>> begin Dataset rows
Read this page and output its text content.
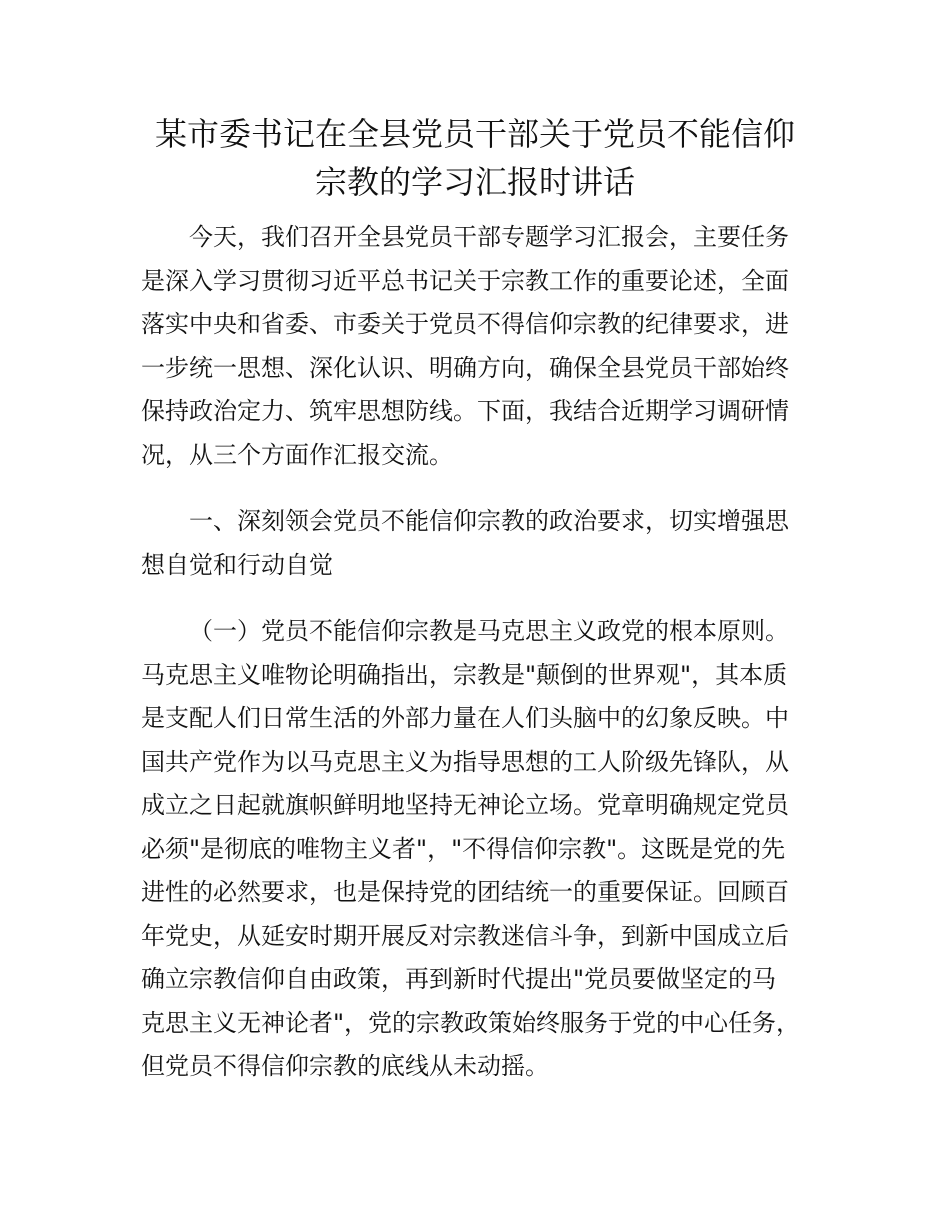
某市委书记在全县党员干部关于党员不能信仰
宗教的学习汇报时讲话

今天，我们召开全县党员干部专题学习汇报会，主要任务
是深入学习贯彻习近平总书记关于宗教工作的重要论述，全面
落实中央和省委、市委关于党员不得信仰宗教的纪律要求，进
一步统一思想、深化认识、明确方向，确保全县党员干部始终
保持政治定力、筑牢思想防线。下面，我结合近期学习调研情
况，从三个方面作汇报交流。

一、深刻领会党员不能信仰宗教的政治要求，切实增强思
想自觉和行动自觉

（一）党员不能信仰宗教是马克思主义政党的根本原则。
马克思主义唯物论明确指出，宗教是"颠倒的世界观"，其本质
是支配人们日常生活的外部力量在人们头脑中的幻象反映。中
国共产党作为以马克思主义为指导思想的工人阶级先锋队，从
成立之日起就旗帜鲜明地坚持无神论立场。党章明确规定党员
必须"是彻底的唯物主义者"，"不得信仰宗教"。这既是党的先
进性的必然要求，也是保持党的团结统一的重要保证。回顾百
年党史，从延安时期开展反对宗教迷信斗争，到新中国成立后
确立宗教信仰自由政策，再到新时代提出"党员要做坚定的马
克思主义无神论者"，党的宗教政策始终服务于党的中心任务，
但党员不得信仰宗教的底线从未动摇。
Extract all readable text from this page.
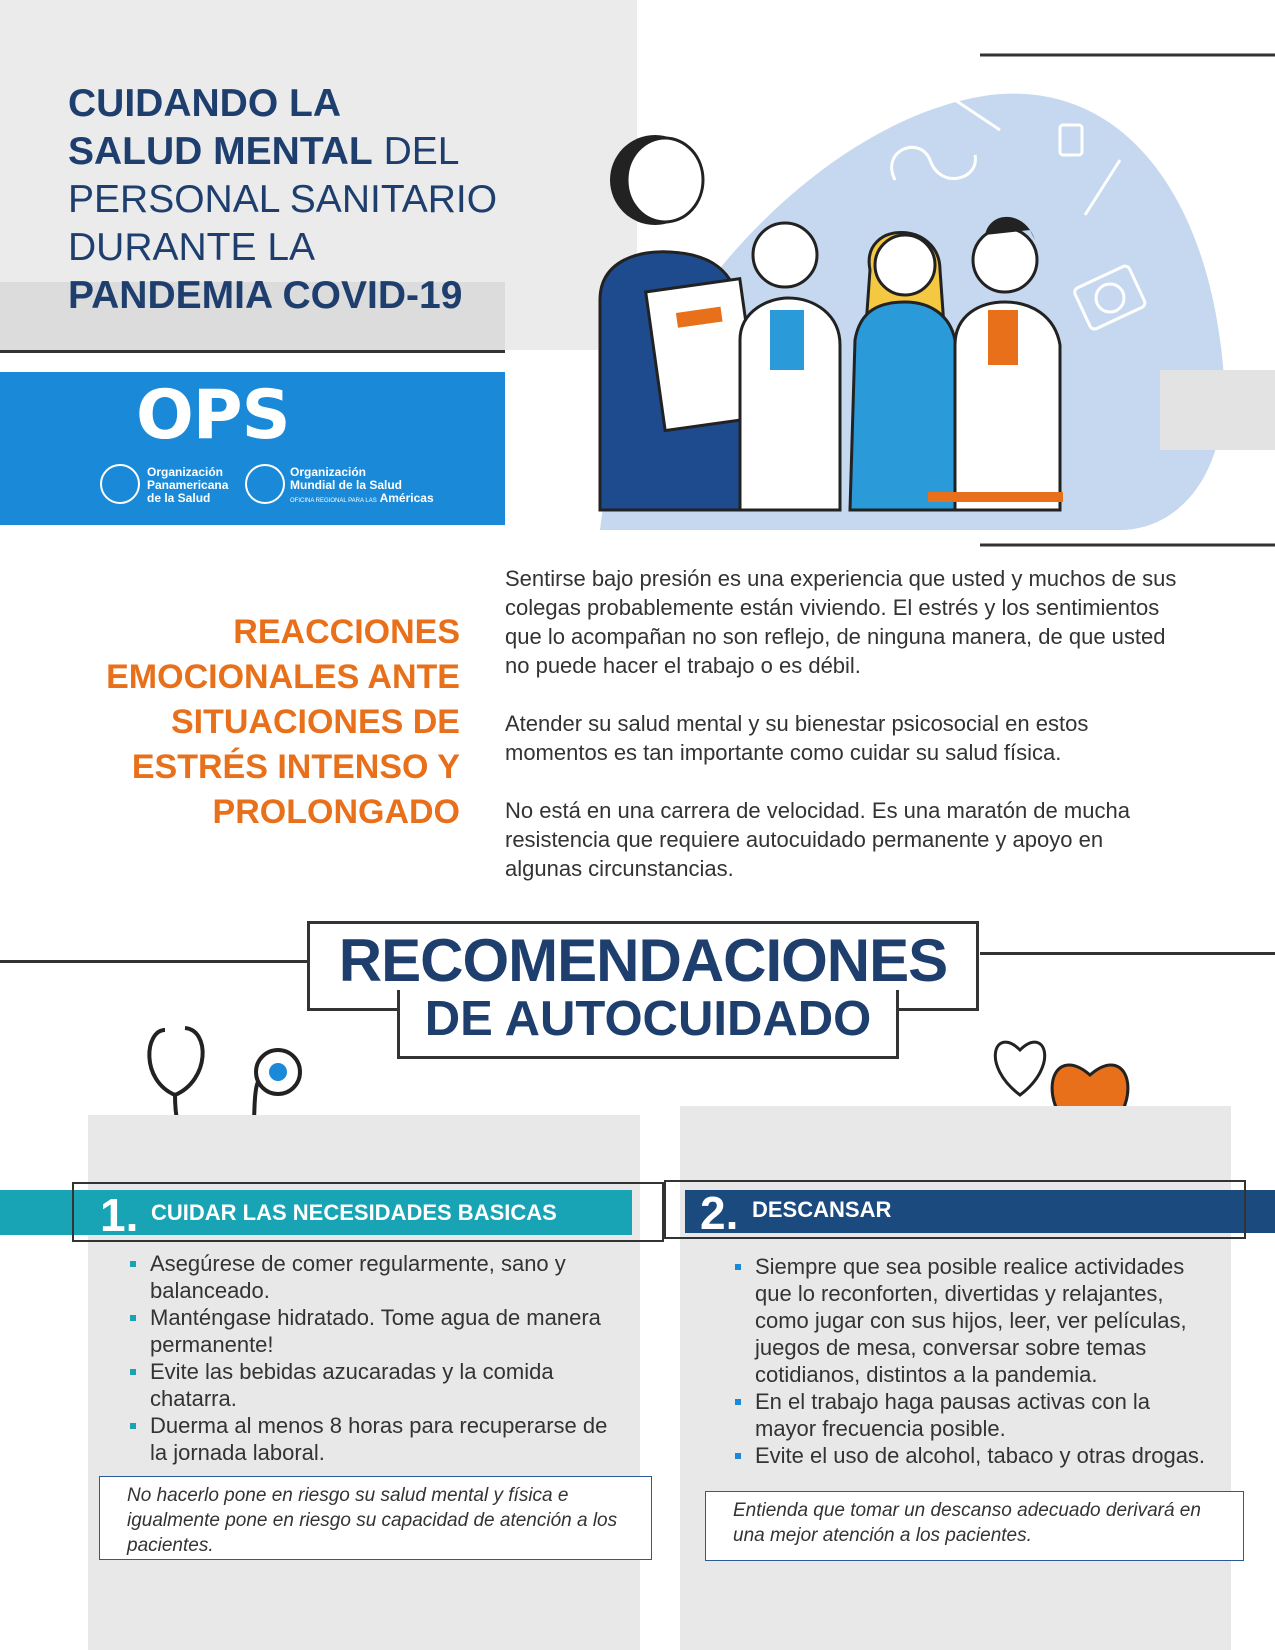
CUIDANDO LA
SALUD MENTAL DEL
PERSONAL SANITARIO
DURANTE LA
PANDEMIA COVID-19
OPS
Organización
Panamericana
de la Salud
Organización
Mundial de la Salud
OFICINA REGIONAL PARA LAS Américas
REACCIONES
EMOCIONALES ANTE
SITUACIONES DE
ESTRÉS INTENSO Y
PROLONGADO

Sentirse bajo presión es una experiencia que usted y muchos de sus colegas probablemente están viviendo. El estrés y los sentimientos que lo acompañan no son reflejo, de ninguna manera, de que usted no puede hacer el trabajo o es débil.

Atender su salud mental y su bienestar psicosocial en estos momentos es tan importante como cuidar su salud física.

No está en una carrera de velocidad. Es una maratón de mucha resistencia que requiere autocuidado permanente y apoyo en algunas circunstancias.

RECOMENDACIONES
DE AUTOCUIDADO
1. CUIDAR LAS NECESIDADES BASICAS	2. DESCANSAR
Asegúrese de comer regularmente, sano y balanceado.
Manténgase hidratado. Tome agua de manera permanente!
Evite las bebidas azucaradas y la comida chatarra.
Duerma al menos 8 horas para recuperarse de la jornada laboral.
Siempre que sea posible realice actividades que lo reconforten, divertidas y relajantes, como jugar con sus hijos, leer, ver películas, juegos de mesa, conversar sobre temas cotidianos, distintos a la pandemia.
En el trabajo haga pausas activas con la mayor frecuencia posible.
Evite el uso de alcohol, tabaco y otras drogas.
No hacerlo pone en riesgo su salud mental y física e igualmente pone en riesgo su capacidad de atención a los pacientes.
Entienda que tomar un descanso adecuado derivará en una mejor atención a los pacientes.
>> end Dataset rows
> [Task details] Filter the records for lines holding the string "this". Copy each one.

> [Correct output]
Read this page and output its text content.
Extract all readable text from this page.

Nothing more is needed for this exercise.